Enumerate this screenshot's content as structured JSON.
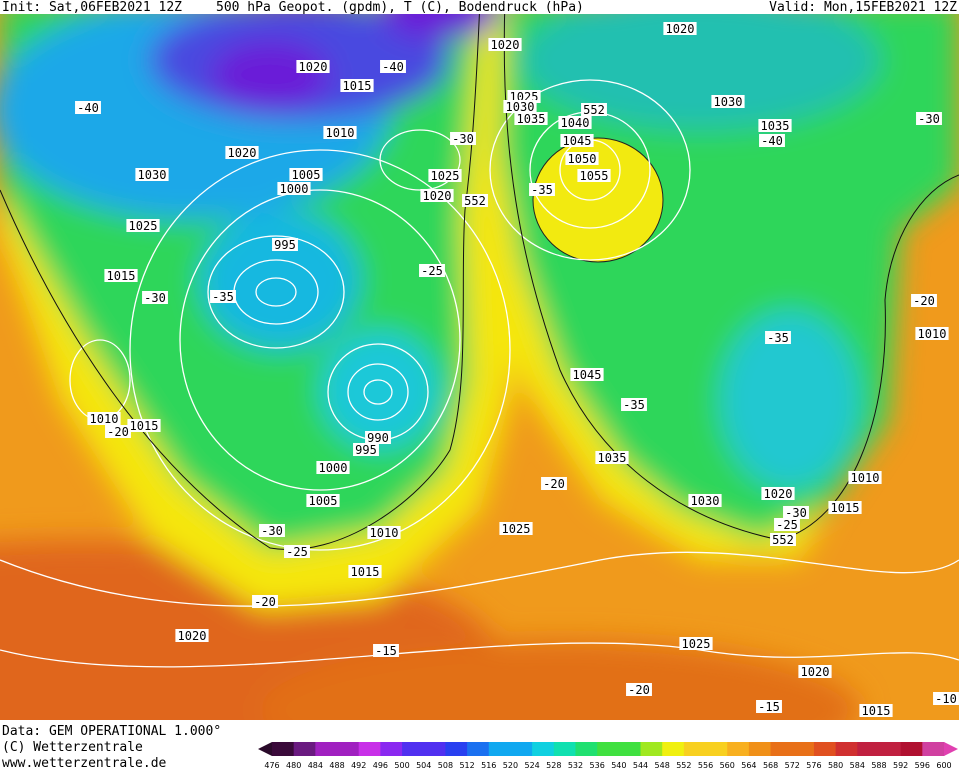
{
  "header": {
    "init": "Init: Sat,06FEB2021 12Z",
    "title": "500 hPa Geopot. (gpdm), T (C), Bodendruck (hPa)",
    "valid": "Valid: Mon,15FEB2021 12Z"
  },
  "map_labels": [
    "1020",
    "1015",
    "-40",
    "1020",
    "1020",
    "1030",
    "1035",
    "-40",
    "-30",
    "-40",
    "1020",
    "1010",
    "1030",
    "1005",
    "1000",
    "1025",
    "995",
    "1015",
    "-30",
    "-35",
    "1025",
    "1020",
    "-30",
    "552",
    "1025",
    "1030",
    "1035",
    "1040",
    "1045",
    "552",
    "1050",
    "1055",
    "-35",
    "-25",
    "1010",
    "1015",
    "-20",
    "990",
    "995",
    "1000",
    "1005",
    "1010",
    "1045",
    "-35",
    "1035",
    "-20",
    "1030",
    "1020",
    "-30",
    "-25",
    "1015",
    "1010",
    "552",
    "-35",
    "-20",
    "1010",
    "1025",
    "-30",
    "-25",
    "1015",
    "-20",
    "1020",
    "-15",
    "1025",
    "1020",
    "-20",
    "-15",
    "1015",
    "-10"
  ],
  "footer": {
    "data": "Data: GEM OPERATIONAL 1.000°",
    "copyright": "(C) Wetterzentrale",
    "url": "www.wetterzentrale.de"
  },
  "colorbar": {
    "ticks": [
      "476",
      "480",
      "484",
      "488",
      "492",
      "496",
      "500",
      "504",
      "508",
      "512",
      "516",
      "520",
      "524",
      "528",
      "532",
      "536",
      "540",
      "544",
      "548",
      "552",
      "556",
      "560",
      "564",
      "568",
      "572",
      "576",
      "580",
      "584",
      "588",
      "592",
      "596",
      "600"
    ]
  }
}
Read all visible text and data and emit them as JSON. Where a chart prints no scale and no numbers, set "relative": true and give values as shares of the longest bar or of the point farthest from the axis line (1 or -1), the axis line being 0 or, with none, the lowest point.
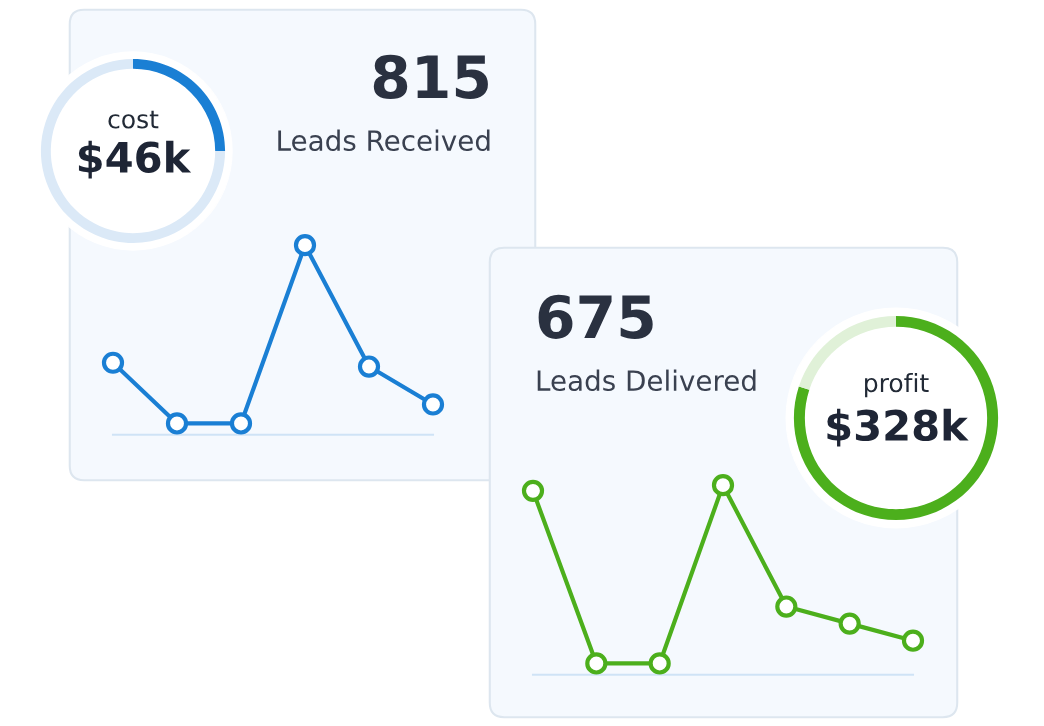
{
  "chart_data": [
    {
      "type": "line",
      "relative": true,
      "title": "815",
      "subtitle": "Leads Received",
      "categories": [
        null,
        null,
        null,
        null,
        null,
        null
      ],
      "series": [
        {
          "color": "#1a7fd4",
          "values": [
            0.38,
            0.06,
            0.06,
            1,
            0.36,
            0.16
          ]
        }
      ],
      "marker": "circle"
    },
    {
      "type": "donut",
      "title": "cost",
      "annotations": [
        "$46k"
      ],
      "categories": [
        null,
        null
      ],
      "values": [
        25,
        75
      ],
      "colors": [
        "#1a7fd4",
        "#dbe9f7"
      ]
    },
    {
      "type": "line",
      "relative": true,
      "title": "675",
      "subtitle": "Leads Delivered",
      "categories": [
        null,
        null,
        null,
        null,
        null,
        null,
        null
      ],
      "series": [
        {
          "color": "#4caf1c",
          "values": [
            0.97,
            0.06,
            0.06,
            1,
            0.36,
            0.27,
            0.18
          ]
        }
      ],
      "marker": "circle"
    },
    {
      "type": "donut",
      "title": "profit",
      "annotations": [
        "$328k"
      ],
      "categories": [
        null,
        null
      ],
      "values": [
        80,
        20
      ],
      "colors": [
        "#4caf1c",
        "#e0f1d8"
      ]
    }
  ]
}
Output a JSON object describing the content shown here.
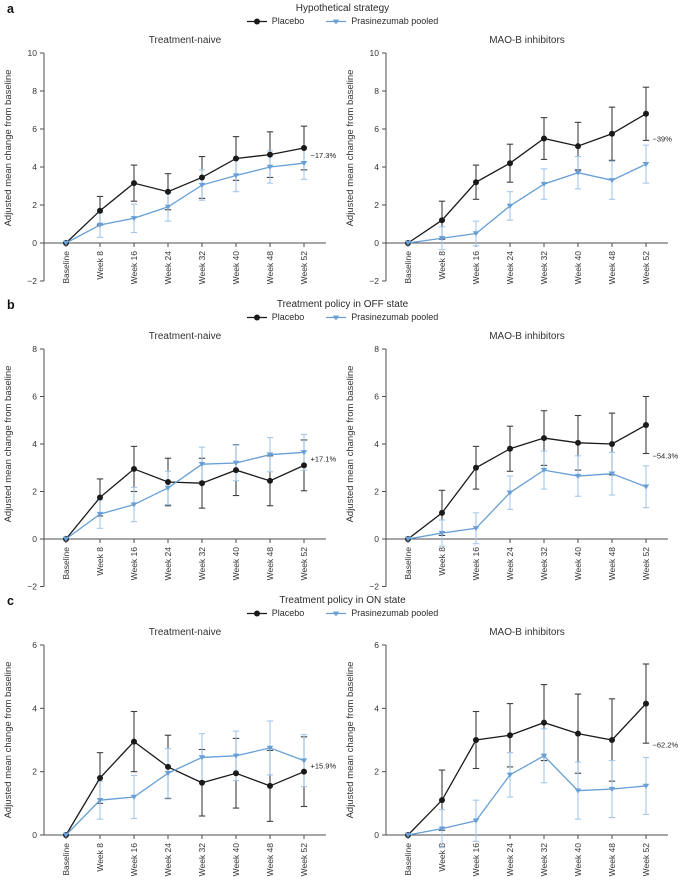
{
  "colors": {
    "placebo": "#1a1a1a",
    "placebo_error": "#3f3f3f",
    "prasinezumab": "#679fd6",
    "prasinezumab_error": "#a5c8ea",
    "axis": "#4d4d4d",
    "text": "#333333",
    "annotation": "#222222"
  },
  "chart_data": [
    {
      "type": "line",
      "letter": "a",
      "title": "Hypothetical strategy",
      "legend": [
        "Placebo",
        "Prasinezumab pooled"
      ],
      "ylabel": "Adjusted mean change from baseline",
      "categories": [
        "Baseline",
        "Week 8",
        "Week 16",
        "Week 24",
        "Week 32",
        "Week 40",
        "Week 48",
        "Week 52"
      ],
      "ylim": [
        -2,
        10
      ],
      "yticks": [
        10,
        8,
        6,
        4,
        2,
        0,
        -2
      ],
      "grid": false,
      "legend_position": "top-center",
      "panels": [
        {
          "title": "Treatment-naive",
          "annotation": "−17.3%",
          "series": [
            {
              "name": "Placebo",
              "values": [
                0,
                1.7,
                3.15,
                2.7,
                3.45,
                4.45,
                4.65,
                5.0
              ],
              "ci": [
                0,
                0.75,
                0.95,
                0.95,
                1.1,
                1.15,
                1.2,
                1.15
              ]
            },
            {
              "name": "Prasinezumab pooled",
              "values": [
                0,
                0.95,
                1.3,
                1.9,
                3.05,
                3.55,
                4.0,
                4.2
              ],
              "ci": [
                0,
                0.65,
                0.75,
                0.75,
                0.8,
                0.85,
                0.85,
                0.85
              ]
            }
          ]
        },
        {
          "title": "MAO-B inhibitors",
          "annotation": "−39%",
          "series": [
            {
              "name": "Placebo",
              "values": [
                0,
                1.2,
                3.2,
                4.2,
                5.5,
                5.1,
                5.75,
                6.8
              ],
              "ci": [
                0,
                1.0,
                0.9,
                1.0,
                1.1,
                1.25,
                1.4,
                1.4
              ]
            },
            {
              "name": "Prasinezumab pooled",
              "values": [
                0,
                0.25,
                0.5,
                1.95,
                3.1,
                3.7,
                3.3,
                4.15
              ],
              "ci": [
                0,
                0.6,
                0.65,
                0.75,
                0.8,
                0.85,
                1.0,
                1.0
              ]
            }
          ]
        }
      ]
    },
    {
      "type": "line",
      "letter": "b",
      "title": "Treatment policy in OFF state",
      "legend": [
        "Placebo",
        "Prasinezumab pooled"
      ],
      "ylabel": "Adjusted mean change from baseline",
      "categories": [
        "Baseline",
        "Week 8",
        "Week 16",
        "Week 24",
        "Week 32",
        "Week 40",
        "Week 48",
        "Week 52"
      ],
      "ylim": [
        -2,
        8
      ],
      "yticks": [
        8,
        6,
        4,
        2,
        0,
        -2
      ],
      "grid": false,
      "legend_position": "top-center",
      "panels": [
        {
          "title": "Treatment-naive",
          "annotation": "+17.1%",
          "series": [
            {
              "name": "Placebo",
              "values": [
                0,
                1.75,
                2.95,
                2.4,
                2.35,
                2.9,
                2.45,
                3.1
              ],
              "ci": [
                0,
                0.78,
                0.95,
                1.0,
                1.05,
                1.07,
                1.05,
                1.07
              ]
            },
            {
              "name": "Prasinezumab pooled",
              "values": [
                0,
                1.05,
                1.45,
                2.15,
                3.15,
                3.2,
                3.55,
                3.65
              ],
              "ci": [
                0,
                0.6,
                0.72,
                0.7,
                0.72,
                0.75,
                0.72,
                0.75
              ]
            }
          ]
        },
        {
          "title": "MAO-B inhibitors",
          "annotation": "−54.3%",
          "series": [
            {
              "name": "Placebo",
              "values": [
                0,
                1.1,
                3.0,
                3.8,
                4.25,
                4.05,
                4.0,
                4.8
              ],
              "ci": [
                0,
                0.95,
                0.9,
                0.95,
                1.15,
                1.15,
                1.3,
                1.2
              ]
            },
            {
              "name": "Prasinezumab pooled",
              "values": [
                0,
                0.25,
                0.45,
                1.95,
                2.9,
                2.65,
                2.75,
                2.2
              ],
              "ci": [
                0,
                0.55,
                0.65,
                0.7,
                0.8,
                0.85,
                0.9,
                0.88
              ]
            }
          ]
        }
      ]
    },
    {
      "type": "line",
      "letter": "c",
      "title": "Treatment policy in ON state",
      "legend": [
        "Placebo",
        "Prasinezumab pooled"
      ],
      "ylabel": "Adjusted mean change from baseline",
      "categories": [
        "Baseline",
        "Week 8",
        "Week 16",
        "Week 24",
        "Week 32",
        "Week 40",
        "Week 48",
        "Week 52"
      ],
      "ylim": [
        0,
        6
      ],
      "yticks": [
        6,
        4,
        2,
        0
      ],
      "grid": false,
      "legend_position": "top-center",
      "panels": [
        {
          "title": "Treatment-naive",
          "annotation": "+15.9%",
          "series": [
            {
              "name": "Placebo",
              "values": [
                0,
                1.8,
                2.95,
                2.15,
                1.65,
                1.95,
                1.55,
                2.0
              ],
              "ci": [
                0,
                0.8,
                0.95,
                1.0,
                1.05,
                1.1,
                1.12,
                1.1
              ]
            },
            {
              "name": "Prasinezumab pooled",
              "values": [
                0,
                1.1,
                1.2,
                1.95,
                2.45,
                2.5,
                2.75,
                2.35
              ],
              "ci": [
                0,
                0.6,
                0.68,
                0.78,
                0.75,
                0.78,
                0.85,
                0.82
              ]
            }
          ]
        },
        {
          "title": "MAO-B inhibitors",
          "annotation": "−62.2%",
          "series": [
            {
              "name": "Placebo",
              "values": [
                0,
                1.1,
                3.0,
                3.15,
                3.55,
                3.2,
                3.0,
                4.15
              ],
              "ci": [
                0,
                0.95,
                0.9,
                1.0,
                1.2,
                1.25,
                1.3,
                1.25
              ]
            },
            {
              "name": "Prasinezumab pooled",
              "values": [
                0,
                0.2,
                0.45,
                1.9,
                2.5,
                1.4,
                1.45,
                1.55
              ],
              "ci": [
                0,
                0.6,
                0.65,
                0.7,
                0.85,
                0.9,
                0.9,
                0.9
              ]
            }
          ]
        }
      ]
    }
  ]
}
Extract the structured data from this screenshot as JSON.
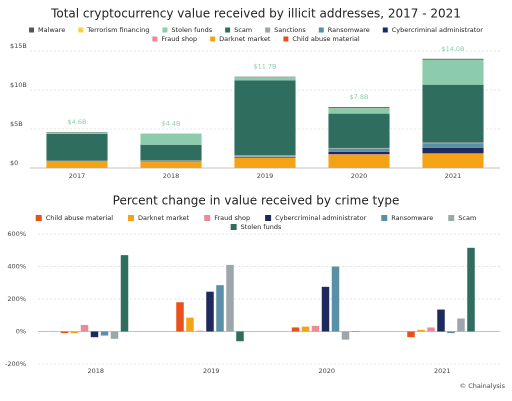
·····
To do: Gather up, from the records above, each line where the word "subtitle" appears.

The answer:
      "subtitle": "Leads Received",
      "subtitle": "Leads Delivered",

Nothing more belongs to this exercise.